- _THE REQUEST_
Copy out all lines of the records in which the word "color" appears.

start PROVIDED ENTRIES

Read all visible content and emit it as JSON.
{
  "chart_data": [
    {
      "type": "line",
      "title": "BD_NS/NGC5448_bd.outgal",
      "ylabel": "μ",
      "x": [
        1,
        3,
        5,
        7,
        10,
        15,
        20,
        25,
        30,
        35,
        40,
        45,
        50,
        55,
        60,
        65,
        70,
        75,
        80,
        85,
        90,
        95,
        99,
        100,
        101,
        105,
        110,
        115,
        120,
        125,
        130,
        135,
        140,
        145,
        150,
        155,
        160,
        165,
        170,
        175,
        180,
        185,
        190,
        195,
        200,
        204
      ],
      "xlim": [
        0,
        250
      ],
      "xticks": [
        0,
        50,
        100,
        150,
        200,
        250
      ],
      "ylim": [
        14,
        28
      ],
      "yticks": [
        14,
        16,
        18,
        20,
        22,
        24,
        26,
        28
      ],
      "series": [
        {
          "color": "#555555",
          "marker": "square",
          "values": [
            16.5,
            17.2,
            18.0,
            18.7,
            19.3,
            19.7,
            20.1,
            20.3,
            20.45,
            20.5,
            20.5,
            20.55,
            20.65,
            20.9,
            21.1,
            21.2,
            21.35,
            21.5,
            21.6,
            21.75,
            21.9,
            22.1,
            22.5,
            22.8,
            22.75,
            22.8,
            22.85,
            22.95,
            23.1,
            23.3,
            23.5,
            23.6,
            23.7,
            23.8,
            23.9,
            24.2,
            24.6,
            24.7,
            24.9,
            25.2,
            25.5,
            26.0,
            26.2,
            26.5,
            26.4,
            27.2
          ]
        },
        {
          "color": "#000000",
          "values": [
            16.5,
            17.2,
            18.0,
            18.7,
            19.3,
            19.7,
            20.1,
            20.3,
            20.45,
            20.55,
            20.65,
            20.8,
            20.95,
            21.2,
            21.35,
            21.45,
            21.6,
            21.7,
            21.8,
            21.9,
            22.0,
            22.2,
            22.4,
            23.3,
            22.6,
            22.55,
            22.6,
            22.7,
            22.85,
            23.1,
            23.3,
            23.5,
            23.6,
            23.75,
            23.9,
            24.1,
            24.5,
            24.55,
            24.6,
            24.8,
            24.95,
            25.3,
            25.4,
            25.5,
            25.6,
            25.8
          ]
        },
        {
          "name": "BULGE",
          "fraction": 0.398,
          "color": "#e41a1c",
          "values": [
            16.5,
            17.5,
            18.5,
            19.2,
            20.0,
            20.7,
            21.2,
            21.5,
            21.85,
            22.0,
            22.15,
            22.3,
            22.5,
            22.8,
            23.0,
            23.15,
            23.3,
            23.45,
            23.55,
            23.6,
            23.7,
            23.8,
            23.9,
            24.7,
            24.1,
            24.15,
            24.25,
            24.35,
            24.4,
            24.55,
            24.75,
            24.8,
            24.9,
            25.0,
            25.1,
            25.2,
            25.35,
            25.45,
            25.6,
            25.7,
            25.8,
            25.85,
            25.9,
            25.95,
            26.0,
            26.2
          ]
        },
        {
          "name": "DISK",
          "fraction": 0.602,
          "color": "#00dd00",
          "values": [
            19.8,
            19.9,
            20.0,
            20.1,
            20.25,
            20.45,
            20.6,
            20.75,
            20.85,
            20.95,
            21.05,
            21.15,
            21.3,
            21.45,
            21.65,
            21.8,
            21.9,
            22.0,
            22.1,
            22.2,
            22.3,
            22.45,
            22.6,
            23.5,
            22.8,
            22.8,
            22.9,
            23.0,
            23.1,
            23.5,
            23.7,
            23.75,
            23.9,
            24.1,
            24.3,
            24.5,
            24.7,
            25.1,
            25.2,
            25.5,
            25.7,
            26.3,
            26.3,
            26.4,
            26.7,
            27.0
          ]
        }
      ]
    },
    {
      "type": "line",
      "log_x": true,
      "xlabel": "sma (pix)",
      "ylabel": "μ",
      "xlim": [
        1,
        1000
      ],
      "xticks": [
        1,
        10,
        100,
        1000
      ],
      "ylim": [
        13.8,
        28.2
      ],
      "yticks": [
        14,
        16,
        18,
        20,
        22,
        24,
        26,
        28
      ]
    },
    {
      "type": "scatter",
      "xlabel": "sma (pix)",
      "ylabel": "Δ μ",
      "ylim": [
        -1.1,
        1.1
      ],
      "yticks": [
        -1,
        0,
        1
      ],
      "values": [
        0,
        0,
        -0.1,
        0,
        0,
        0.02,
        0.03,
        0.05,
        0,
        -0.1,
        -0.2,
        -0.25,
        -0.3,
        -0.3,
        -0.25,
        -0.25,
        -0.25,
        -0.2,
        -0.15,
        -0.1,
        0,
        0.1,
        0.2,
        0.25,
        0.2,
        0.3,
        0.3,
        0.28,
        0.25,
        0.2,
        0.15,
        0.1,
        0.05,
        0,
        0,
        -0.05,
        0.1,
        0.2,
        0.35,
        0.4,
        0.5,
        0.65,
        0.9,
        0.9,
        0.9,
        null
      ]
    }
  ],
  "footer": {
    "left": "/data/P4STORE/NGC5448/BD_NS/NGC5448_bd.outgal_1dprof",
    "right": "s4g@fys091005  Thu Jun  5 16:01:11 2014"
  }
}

end PROVIDED ENTRIES

- _COMPLETE OUTPUT_
          "color": "#555555",
          "color": "#000000",
          "color": "#e41a1c",
          "color": "#00dd00",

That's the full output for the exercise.